*Goal 1:* Repeat the listing word for word, from its first line through the line containing "site-name: uni-get.com — [737, 101, 839, 119]", both included.

January 17, 2021 – Southington, Connecticut
Difficulty: Easy to Moderate
Length: Approximately 3 miles
Max elevation: 643 ft.– total elevation gain approximately 305 ft.
Route type: Circuit
Map: Crescent Lake Trails
Trailhead parking: 403-537 Shuttle Meadow Rd, Southington, CT 06489
**Bowhunting season on this property runs Monday through Saturday from September 15 to December 31. Hikers are advised not to stray from the blazed hiking trails on these dates for safety purposes. **
The Crescent Lake Recreation Area, located on Shuttle Meadow Road, is a 223-acre forested property containing a 56-acre lake. Boating, canoeing, fishing, hiking, picnicking and seasonal bow hunting are all available to visitors. In addition to being a Recreational Area, Crescent Lake is also the state’s first “Connecticut Grown Community Forest.” Ample parking is available and established trails run throughout the site.
Crescent Lake (also called Plainville Reservoir) occupies a bowl-shaped valley on the western side of the Bradley Mountain at an elevation of 420 feet above sea level. The 56-acre lake is open to the public, with no residency requirements. State-mandated licenses for fishing and/or boating are required. Crescent Lake is within the Quinnipiac River Watershed, which drains into the Long Island Sound.
Southington is located in the Central Lowlands, an area of gently rolling terrain between the State’s western and eastern highlands. Located around the Quinnipiac River and its tributaries, the Town is surrounded by Southington Mountain, Bradley Mountain and the Hanging Hills in Meriden. The latter two are part of the Metacomet Ridge system, a “spine” of traprock ridges that extends along Southington’s eastern edge as it runs from Suffield to Guilford.
The parcel was once owned by the Plainville Water Company, which secured water rights for the lake in the late 1800’s, and was known as the Plainville Reservoir. It supplied Plainville with water beginning around 1910. The lake was once surrounded by orchards and farmland in the 1930’s, a stark contrast from the dense woods that you see today.
In the 1960’s the water company stopped using the reservoir. It then sat unused for decades until the Town of Southington initially expressed an interest in purchasing it in 1983. At the time, the Plainville Water Company wasn’t interested in selling it, saying they wanted to hold onto it just in case it was ever needed.
In 1993, a tentative agreement was reached, followed by five years of negotiations and talks with company representatives and state officials. The town got the OK to purchase Crescent Lake on March 11, 1998. In 2000, it was finally opened to the public for use as a recreational area under its former name, Crescent Lake.
There are roughly 7 miles of blazed trails varying in difficulty, that are marked for use. There are also numerous unofficial unmarked trails and woods roads that criss-cross the property.

*Material for this task:*

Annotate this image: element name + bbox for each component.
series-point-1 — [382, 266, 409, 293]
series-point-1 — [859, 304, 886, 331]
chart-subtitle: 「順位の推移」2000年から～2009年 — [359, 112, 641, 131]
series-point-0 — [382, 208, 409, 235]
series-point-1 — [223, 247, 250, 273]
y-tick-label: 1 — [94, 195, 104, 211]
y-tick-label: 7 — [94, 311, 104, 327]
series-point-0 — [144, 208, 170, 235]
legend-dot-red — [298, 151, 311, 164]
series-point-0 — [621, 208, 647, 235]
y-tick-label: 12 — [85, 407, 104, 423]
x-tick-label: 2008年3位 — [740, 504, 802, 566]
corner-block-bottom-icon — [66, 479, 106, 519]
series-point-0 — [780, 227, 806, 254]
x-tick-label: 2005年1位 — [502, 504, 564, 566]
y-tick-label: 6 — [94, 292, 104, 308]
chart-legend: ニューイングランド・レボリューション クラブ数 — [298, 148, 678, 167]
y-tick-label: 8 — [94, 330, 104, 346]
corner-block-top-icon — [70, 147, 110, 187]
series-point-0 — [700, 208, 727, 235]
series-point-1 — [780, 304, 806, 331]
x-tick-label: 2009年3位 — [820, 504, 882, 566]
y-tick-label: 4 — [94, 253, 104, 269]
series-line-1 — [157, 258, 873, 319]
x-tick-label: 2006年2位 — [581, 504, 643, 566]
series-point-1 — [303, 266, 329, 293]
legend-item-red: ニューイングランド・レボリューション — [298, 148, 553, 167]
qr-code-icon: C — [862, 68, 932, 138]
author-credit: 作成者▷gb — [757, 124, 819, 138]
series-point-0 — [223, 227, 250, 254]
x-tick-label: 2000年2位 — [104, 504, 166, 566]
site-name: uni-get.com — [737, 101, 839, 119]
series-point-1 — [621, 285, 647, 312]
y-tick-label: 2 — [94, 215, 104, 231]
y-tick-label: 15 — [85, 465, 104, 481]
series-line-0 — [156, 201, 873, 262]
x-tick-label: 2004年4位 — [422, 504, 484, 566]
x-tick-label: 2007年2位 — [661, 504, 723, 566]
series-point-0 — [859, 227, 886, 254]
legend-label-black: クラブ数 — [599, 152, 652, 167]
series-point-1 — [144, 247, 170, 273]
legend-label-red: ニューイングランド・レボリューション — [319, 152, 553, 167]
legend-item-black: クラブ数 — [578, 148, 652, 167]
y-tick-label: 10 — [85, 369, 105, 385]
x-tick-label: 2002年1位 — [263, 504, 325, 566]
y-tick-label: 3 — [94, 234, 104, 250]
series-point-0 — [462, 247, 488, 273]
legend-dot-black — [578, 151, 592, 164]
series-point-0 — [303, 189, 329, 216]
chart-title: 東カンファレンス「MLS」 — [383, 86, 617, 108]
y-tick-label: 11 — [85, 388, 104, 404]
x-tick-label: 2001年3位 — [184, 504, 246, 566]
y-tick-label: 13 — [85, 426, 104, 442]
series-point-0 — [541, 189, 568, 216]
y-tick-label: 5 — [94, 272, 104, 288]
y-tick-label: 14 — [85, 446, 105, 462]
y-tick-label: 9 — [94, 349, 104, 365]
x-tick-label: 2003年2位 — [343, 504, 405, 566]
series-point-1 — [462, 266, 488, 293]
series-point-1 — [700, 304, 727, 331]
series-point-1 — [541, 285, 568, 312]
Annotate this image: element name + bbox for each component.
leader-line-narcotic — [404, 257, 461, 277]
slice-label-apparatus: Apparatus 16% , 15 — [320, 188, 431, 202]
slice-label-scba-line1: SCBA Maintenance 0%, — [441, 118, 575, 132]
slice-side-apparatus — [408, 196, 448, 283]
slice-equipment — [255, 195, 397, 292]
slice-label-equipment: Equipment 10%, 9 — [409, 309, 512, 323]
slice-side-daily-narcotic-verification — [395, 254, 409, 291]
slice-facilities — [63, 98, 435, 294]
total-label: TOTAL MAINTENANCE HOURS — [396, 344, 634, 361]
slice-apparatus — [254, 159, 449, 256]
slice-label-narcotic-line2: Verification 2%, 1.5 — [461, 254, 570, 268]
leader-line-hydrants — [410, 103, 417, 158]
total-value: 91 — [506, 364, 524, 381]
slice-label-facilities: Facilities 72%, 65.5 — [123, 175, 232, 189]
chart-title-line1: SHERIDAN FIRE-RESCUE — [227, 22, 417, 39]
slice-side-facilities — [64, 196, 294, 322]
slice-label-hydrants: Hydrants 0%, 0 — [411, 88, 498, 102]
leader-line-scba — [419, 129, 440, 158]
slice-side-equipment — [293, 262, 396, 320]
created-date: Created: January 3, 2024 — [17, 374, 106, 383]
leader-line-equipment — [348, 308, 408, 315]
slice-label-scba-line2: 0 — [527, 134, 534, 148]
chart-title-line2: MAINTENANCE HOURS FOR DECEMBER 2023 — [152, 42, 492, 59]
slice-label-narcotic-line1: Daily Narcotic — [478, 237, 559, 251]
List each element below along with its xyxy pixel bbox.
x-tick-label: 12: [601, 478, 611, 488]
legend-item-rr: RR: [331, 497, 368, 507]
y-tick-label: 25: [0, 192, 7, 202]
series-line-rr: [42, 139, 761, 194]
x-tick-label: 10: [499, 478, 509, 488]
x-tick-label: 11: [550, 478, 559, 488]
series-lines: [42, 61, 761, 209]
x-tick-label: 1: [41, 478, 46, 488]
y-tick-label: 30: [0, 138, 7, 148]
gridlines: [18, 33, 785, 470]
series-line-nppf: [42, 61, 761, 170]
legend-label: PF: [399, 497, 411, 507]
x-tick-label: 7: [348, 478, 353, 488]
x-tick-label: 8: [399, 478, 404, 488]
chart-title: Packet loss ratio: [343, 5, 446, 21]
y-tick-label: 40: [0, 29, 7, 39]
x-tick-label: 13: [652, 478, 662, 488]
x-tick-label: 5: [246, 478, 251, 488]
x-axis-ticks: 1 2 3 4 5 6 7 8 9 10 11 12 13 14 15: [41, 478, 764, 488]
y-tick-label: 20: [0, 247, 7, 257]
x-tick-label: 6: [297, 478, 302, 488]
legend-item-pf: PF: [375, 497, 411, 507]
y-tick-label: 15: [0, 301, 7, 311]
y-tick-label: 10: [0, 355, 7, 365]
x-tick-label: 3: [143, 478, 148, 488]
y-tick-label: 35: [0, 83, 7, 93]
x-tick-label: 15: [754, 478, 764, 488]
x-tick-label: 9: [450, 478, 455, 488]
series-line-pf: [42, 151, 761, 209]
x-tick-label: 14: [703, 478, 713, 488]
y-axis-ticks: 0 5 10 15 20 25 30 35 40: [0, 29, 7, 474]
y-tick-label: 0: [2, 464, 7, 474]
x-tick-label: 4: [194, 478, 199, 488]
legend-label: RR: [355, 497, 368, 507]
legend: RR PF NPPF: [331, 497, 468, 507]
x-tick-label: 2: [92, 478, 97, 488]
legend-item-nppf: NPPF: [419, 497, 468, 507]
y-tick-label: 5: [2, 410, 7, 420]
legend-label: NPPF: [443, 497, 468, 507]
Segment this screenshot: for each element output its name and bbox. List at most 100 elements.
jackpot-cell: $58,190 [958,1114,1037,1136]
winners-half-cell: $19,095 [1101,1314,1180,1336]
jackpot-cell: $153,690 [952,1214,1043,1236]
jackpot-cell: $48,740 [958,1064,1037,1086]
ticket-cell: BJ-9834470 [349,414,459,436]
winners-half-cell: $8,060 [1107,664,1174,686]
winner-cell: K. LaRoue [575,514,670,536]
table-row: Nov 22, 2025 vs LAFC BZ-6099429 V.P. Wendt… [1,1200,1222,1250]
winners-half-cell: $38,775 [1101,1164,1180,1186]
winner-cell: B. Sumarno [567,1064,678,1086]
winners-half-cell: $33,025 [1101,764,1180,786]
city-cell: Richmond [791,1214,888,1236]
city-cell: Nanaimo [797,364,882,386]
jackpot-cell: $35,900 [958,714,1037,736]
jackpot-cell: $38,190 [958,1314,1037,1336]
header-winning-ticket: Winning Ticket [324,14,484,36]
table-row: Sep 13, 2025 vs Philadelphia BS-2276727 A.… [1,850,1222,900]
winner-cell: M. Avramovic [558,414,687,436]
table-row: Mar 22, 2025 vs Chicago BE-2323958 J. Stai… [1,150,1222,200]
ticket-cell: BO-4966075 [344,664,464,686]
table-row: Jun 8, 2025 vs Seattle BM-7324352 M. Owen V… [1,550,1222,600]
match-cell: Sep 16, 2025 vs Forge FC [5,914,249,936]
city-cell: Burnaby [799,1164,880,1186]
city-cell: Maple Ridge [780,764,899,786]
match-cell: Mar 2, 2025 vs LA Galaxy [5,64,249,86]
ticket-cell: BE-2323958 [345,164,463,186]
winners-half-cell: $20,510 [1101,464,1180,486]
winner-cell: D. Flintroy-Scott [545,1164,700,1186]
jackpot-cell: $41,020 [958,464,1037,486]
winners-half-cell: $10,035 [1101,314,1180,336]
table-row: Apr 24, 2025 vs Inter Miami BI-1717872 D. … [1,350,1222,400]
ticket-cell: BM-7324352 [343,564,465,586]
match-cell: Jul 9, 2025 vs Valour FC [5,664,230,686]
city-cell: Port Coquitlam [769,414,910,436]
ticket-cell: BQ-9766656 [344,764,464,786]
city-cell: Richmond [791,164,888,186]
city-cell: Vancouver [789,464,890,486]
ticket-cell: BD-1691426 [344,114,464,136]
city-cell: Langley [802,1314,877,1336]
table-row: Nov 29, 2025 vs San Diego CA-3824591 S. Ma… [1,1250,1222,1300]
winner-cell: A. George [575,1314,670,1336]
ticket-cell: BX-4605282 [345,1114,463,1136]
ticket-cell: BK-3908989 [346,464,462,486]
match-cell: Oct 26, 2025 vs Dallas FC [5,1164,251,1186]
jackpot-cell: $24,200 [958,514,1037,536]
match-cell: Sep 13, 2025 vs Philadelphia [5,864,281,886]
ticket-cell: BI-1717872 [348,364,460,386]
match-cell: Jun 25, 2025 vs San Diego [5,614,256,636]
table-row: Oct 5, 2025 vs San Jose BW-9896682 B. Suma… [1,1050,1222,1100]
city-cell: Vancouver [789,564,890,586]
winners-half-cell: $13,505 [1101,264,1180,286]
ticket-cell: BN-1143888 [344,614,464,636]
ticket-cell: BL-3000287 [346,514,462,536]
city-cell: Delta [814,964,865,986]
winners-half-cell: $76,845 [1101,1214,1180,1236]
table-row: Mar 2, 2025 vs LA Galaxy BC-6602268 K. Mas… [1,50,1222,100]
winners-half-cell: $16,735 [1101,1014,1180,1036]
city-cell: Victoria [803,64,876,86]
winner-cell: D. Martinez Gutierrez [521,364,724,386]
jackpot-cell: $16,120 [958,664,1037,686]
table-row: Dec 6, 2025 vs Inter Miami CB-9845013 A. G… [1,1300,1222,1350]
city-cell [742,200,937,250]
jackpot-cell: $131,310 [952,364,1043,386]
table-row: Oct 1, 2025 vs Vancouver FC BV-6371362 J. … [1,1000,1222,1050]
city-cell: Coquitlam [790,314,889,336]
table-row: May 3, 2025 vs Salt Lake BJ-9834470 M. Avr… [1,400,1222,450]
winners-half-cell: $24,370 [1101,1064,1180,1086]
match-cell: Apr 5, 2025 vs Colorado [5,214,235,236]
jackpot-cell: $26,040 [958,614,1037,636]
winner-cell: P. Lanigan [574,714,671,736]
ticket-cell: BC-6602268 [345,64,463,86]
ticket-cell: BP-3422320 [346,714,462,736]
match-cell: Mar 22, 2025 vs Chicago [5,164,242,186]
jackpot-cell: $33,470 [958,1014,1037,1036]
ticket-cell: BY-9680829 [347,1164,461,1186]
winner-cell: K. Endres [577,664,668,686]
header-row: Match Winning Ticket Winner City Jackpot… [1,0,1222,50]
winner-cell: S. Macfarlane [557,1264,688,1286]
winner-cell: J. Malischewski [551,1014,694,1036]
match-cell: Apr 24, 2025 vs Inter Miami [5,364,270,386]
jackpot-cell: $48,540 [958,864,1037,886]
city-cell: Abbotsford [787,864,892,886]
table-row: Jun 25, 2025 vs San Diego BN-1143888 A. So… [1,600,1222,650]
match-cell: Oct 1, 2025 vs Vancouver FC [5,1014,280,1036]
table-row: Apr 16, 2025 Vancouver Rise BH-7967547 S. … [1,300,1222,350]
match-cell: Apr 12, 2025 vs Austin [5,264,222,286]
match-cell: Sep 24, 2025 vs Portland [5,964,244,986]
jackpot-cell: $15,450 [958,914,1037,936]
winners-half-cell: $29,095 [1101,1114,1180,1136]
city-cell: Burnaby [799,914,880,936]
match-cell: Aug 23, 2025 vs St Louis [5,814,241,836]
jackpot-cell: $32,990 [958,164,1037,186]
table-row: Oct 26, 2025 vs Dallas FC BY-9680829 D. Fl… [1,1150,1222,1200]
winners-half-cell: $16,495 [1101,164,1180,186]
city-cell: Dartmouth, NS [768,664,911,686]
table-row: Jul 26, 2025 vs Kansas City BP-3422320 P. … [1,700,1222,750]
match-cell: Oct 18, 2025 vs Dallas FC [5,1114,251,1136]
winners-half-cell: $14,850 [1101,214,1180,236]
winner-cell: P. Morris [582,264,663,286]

*Goal 2:* Quote the Crescent Lake hike description between "Southington is located" and "Suffield to Guilford.", inclusive.

*Written response 1:*
Annotate this image: element name + bbox for each component.
series-point-1 — [382, 266, 409, 293]
series-point-1 — [859, 304, 886, 331]
chart-subtitle: 「順位の推移」2000年から～2009年 — [359, 112, 641, 131]
series-point-0 — [382, 208, 409, 235]
series-point-1 — [223, 247, 250, 273]
y-tick-label: 1 — [94, 195, 104, 211]
y-tick-label: 7 — [94, 311, 104, 327]
series-point-0 — [144, 208, 170, 235]
legend-dot-red — [298, 151, 311, 164]
series-point-0 — [621, 208, 647, 235]
y-tick-label: 12 — [85, 407, 104, 423]
x-tick-label: 2008年3位 — [740, 504, 802, 566]
corner-block-bottom-icon — [66, 479, 106, 519]
series-point-0 — [780, 227, 806, 254]
x-tick-label: 2005年1位 — [502, 504, 564, 566]
y-tick-label: 6 — [94, 292, 104, 308]
chart-legend: ニューイングランド・レボリューション クラブ数 — [298, 148, 678, 167]
y-tick-label: 8 — [94, 330, 104, 346]
corner-block-top-icon — [70, 147, 110, 187]
series-point-0 — [700, 208, 727, 235]
series-point-1 — [780, 304, 806, 331]
x-tick-label: 2009年3位 — [820, 504, 882, 566]
y-tick-label: 4 — [94, 253, 104, 269]
series-line-1 — [157, 258, 873, 319]
x-tick-label: 2006年2位 — [581, 504, 643, 566]
series-point-1 — [303, 266, 329, 293]
legend-item-red: ニューイングランド・レボリューション — [298, 148, 553, 167]
qr-code-icon: C — [862, 68, 932, 138]
author-credit: 作成者▷gb — [757, 124, 819, 138]
series-point-0 — [223, 227, 250, 254]
x-tick-label: 2000年2位 — [104, 504, 166, 566]
site-name: uni-get.com — [737, 101, 839, 119]

*Written response 2:*
Southington is located in the Central Lowlands, an area of gently rolling terrain between the State’s western and eastern highlands. Located around the Quinnipiac River and its tributaries, the Town is surrounded by Southington Mountain, Bradley Mountain and the Hanging Hills in Meriden. The latter two are part of the Metacomet Ridge system, a “spine” of traprock ridges that extends along Southington’s eastern edge as it runs from Suffield to Guilford.